= Given entries =
══════════
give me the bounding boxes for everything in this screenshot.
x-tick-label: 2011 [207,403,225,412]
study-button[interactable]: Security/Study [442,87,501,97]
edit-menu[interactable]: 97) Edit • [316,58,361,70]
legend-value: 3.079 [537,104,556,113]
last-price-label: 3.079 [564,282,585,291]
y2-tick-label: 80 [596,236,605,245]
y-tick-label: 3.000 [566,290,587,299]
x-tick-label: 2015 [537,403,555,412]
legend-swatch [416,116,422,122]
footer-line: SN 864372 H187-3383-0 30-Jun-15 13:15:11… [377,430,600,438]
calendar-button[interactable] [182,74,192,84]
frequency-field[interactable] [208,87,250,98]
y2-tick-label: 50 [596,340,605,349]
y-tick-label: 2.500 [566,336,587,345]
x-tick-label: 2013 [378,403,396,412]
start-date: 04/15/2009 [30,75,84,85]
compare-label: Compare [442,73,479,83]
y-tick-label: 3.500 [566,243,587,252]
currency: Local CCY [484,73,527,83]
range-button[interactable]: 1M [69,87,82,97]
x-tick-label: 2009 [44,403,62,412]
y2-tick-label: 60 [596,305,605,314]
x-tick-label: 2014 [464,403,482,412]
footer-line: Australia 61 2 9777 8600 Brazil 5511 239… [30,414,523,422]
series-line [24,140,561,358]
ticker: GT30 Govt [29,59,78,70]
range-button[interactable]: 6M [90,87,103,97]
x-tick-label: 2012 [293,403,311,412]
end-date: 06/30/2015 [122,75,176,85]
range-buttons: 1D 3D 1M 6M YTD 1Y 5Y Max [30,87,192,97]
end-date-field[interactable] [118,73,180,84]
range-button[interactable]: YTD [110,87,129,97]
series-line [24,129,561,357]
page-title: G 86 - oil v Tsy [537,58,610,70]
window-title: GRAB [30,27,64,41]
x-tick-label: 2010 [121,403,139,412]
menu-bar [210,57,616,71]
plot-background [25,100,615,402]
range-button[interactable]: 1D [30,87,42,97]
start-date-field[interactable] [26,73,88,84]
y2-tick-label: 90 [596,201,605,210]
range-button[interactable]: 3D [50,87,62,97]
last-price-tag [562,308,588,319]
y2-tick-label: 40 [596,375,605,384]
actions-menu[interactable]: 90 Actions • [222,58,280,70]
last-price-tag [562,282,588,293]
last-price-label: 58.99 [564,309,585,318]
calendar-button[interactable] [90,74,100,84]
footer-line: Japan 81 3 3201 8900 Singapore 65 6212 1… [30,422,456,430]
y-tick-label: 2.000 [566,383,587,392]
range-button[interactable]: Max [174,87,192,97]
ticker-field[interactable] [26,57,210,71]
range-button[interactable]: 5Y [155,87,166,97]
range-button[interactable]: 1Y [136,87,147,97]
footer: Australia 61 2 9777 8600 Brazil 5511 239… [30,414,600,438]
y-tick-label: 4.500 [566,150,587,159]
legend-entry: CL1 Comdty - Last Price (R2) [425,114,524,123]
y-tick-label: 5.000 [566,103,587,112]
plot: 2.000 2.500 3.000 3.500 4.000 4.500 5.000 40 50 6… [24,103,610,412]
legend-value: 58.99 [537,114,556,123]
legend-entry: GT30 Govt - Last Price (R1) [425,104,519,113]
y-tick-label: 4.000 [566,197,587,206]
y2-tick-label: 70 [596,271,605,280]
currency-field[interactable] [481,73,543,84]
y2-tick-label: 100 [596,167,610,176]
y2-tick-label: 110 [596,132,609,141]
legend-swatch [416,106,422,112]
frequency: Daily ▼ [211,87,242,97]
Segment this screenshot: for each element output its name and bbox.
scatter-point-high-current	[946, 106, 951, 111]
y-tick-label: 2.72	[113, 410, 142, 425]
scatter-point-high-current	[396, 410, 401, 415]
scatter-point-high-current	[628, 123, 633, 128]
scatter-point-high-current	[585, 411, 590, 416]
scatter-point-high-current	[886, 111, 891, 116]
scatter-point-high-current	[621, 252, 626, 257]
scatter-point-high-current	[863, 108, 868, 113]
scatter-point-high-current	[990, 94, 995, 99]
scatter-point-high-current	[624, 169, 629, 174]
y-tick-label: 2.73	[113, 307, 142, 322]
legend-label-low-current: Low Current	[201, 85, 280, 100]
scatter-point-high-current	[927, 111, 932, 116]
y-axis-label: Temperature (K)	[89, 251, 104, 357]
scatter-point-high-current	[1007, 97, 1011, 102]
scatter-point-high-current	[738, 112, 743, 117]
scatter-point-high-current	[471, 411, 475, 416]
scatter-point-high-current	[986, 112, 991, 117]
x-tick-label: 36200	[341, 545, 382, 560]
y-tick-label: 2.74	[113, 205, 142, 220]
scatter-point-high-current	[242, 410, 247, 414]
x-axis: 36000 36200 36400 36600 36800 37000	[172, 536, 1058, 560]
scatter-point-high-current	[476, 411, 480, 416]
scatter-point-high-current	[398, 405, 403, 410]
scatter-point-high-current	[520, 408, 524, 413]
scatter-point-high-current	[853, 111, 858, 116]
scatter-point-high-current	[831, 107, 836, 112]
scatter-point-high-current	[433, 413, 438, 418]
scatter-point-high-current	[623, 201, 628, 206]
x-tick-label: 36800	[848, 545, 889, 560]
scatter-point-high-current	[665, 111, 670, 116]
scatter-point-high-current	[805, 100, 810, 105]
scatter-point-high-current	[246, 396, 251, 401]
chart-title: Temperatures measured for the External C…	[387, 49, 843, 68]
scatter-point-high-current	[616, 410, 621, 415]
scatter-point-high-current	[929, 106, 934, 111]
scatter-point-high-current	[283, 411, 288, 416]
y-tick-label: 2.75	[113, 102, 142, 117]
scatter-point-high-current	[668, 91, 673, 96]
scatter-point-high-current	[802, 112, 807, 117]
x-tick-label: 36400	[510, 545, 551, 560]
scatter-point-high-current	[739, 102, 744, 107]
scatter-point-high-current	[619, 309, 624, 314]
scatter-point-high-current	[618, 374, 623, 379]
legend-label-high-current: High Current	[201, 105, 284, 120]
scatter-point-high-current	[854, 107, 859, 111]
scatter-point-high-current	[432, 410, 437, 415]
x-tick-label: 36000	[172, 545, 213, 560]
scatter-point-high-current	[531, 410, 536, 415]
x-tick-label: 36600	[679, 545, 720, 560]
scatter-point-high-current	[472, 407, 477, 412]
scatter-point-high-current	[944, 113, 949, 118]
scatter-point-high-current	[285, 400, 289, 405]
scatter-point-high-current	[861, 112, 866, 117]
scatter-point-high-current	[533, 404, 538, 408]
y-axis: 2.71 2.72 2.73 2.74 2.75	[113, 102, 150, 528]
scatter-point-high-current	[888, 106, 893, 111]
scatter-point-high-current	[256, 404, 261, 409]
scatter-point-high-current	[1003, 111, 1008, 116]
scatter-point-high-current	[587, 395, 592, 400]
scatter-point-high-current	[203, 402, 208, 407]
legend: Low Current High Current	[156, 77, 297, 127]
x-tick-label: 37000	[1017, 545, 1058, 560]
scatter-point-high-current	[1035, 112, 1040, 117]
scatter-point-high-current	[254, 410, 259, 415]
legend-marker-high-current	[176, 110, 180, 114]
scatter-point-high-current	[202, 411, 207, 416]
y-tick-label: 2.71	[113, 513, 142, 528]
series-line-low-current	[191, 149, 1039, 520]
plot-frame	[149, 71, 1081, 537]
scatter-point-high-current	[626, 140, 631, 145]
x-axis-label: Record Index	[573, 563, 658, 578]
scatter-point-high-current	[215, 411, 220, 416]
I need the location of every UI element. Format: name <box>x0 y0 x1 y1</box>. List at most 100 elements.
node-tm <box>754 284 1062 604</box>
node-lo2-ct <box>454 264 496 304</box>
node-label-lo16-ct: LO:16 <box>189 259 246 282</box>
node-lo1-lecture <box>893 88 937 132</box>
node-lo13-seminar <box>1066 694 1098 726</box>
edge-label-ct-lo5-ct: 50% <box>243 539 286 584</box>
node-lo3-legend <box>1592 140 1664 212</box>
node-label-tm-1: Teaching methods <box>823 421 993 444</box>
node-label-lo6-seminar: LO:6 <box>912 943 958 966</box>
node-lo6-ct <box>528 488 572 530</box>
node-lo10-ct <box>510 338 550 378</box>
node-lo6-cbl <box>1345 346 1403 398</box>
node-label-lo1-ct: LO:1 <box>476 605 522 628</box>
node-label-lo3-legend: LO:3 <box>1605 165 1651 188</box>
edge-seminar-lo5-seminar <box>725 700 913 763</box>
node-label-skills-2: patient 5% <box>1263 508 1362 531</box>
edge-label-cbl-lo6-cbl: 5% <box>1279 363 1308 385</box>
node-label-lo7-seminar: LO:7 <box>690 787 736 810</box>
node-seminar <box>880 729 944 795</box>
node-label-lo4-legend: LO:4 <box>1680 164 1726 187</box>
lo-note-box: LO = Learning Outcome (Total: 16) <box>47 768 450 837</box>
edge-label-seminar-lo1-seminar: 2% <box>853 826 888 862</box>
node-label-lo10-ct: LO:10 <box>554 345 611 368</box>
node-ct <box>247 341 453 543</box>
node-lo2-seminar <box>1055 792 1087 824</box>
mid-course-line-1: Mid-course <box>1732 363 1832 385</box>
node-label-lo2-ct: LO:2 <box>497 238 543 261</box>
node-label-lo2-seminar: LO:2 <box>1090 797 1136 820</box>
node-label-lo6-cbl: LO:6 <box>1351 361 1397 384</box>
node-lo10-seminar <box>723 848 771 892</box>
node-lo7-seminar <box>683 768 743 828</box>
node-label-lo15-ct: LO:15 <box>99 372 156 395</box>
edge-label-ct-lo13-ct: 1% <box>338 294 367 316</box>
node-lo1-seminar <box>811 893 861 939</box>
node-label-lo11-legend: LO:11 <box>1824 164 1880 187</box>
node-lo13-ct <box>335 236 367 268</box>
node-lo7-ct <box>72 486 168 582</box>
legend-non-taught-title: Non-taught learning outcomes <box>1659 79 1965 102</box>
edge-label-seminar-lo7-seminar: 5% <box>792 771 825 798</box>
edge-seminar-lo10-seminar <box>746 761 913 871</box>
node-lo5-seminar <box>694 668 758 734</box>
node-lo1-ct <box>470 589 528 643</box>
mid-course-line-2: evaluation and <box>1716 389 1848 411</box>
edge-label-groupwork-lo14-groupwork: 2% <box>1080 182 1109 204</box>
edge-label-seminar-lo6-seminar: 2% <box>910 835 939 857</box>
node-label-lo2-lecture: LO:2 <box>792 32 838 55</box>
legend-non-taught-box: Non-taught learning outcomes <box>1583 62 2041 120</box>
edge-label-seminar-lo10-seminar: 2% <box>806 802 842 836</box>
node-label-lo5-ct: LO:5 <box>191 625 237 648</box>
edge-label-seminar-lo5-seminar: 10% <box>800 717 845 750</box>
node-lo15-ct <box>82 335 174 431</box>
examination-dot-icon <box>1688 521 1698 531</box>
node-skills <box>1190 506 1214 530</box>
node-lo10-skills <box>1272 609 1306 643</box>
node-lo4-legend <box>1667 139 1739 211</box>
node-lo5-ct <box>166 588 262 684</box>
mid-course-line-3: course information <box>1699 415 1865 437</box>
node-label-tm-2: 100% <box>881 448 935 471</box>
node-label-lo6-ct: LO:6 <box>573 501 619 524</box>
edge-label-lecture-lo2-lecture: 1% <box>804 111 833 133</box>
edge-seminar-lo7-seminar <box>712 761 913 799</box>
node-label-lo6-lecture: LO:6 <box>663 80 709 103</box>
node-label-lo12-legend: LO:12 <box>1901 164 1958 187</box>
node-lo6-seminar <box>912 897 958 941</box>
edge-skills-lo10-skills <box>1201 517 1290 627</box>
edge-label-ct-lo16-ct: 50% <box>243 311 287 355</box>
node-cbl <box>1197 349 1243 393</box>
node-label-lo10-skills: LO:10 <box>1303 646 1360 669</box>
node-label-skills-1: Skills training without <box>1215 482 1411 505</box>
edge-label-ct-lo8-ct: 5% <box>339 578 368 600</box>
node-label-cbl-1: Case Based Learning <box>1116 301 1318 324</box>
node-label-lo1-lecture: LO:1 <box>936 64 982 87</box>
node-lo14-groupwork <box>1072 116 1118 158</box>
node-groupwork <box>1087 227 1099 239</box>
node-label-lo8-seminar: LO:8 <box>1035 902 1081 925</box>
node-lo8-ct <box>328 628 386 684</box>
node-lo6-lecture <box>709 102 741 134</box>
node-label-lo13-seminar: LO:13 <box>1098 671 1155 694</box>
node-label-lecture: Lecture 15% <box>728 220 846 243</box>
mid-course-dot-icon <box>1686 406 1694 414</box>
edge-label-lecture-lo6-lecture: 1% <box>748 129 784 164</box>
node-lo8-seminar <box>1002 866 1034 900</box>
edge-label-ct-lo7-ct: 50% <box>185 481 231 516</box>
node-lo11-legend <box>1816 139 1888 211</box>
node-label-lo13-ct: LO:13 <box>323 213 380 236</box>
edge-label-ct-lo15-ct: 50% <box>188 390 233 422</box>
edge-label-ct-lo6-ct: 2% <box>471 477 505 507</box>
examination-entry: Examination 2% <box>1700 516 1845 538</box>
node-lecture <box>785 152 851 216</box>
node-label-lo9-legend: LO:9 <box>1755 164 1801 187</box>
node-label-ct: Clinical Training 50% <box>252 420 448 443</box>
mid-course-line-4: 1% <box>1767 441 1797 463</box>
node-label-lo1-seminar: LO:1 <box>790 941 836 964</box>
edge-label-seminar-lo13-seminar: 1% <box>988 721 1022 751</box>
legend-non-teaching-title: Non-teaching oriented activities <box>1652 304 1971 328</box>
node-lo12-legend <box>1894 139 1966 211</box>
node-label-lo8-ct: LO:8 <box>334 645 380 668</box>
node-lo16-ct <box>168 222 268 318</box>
══════════
= Given task =
Give the lines from the start of the records through the line containing "y-tick-label: 3.500 [566,243,587,252]", inclusive, as a JSON list of strings with one string per line and any blank lines left out.

= Response to the exercise =
[
  "give me the bounding boxes for everything in this screenshot.",
  "x-tick-label: 2011 [207,403,225,412]",
  "study-button[interactable]: Security/Study [442,87,501,97]",
  "edit-menu[interactable]: 97) Edit • [316,58,361,70]",
  "legend-value: 3.079 [537,104,556,113]",
  "last-price-label: 3.079 [564,282,585,291]",
  "y2-tick-label: 80 [596,236,605,245]",
  "y-tick-label: 3.000 [566,290,587,299]",
  "x-tick-label: 2015 [537,403,555,412]",
  "legend-swatch [416,116,422,122]",
  "footer-line: SN 864372 H187-3383-0 30-Jun-15 13:15:11… [377,430,600,438]",
  "calendar-button[interactable] [182,74,192,84]",
  "frequency-field[interactable] [208,87,250,98]",
  "y2-tick-label: 50 [596,340,605,349]",
  "y-tick-label: 2.500 [566,336,587,345]",
  "x-tick-label: 2013 [378,403,396,412]",
  "start-date: 04/15/2009 [30,75,84,85]",
  "compare-label: Compare [442,73,479,83]",
  "y-tick-label: 3.500 [566,243,587,252]"
]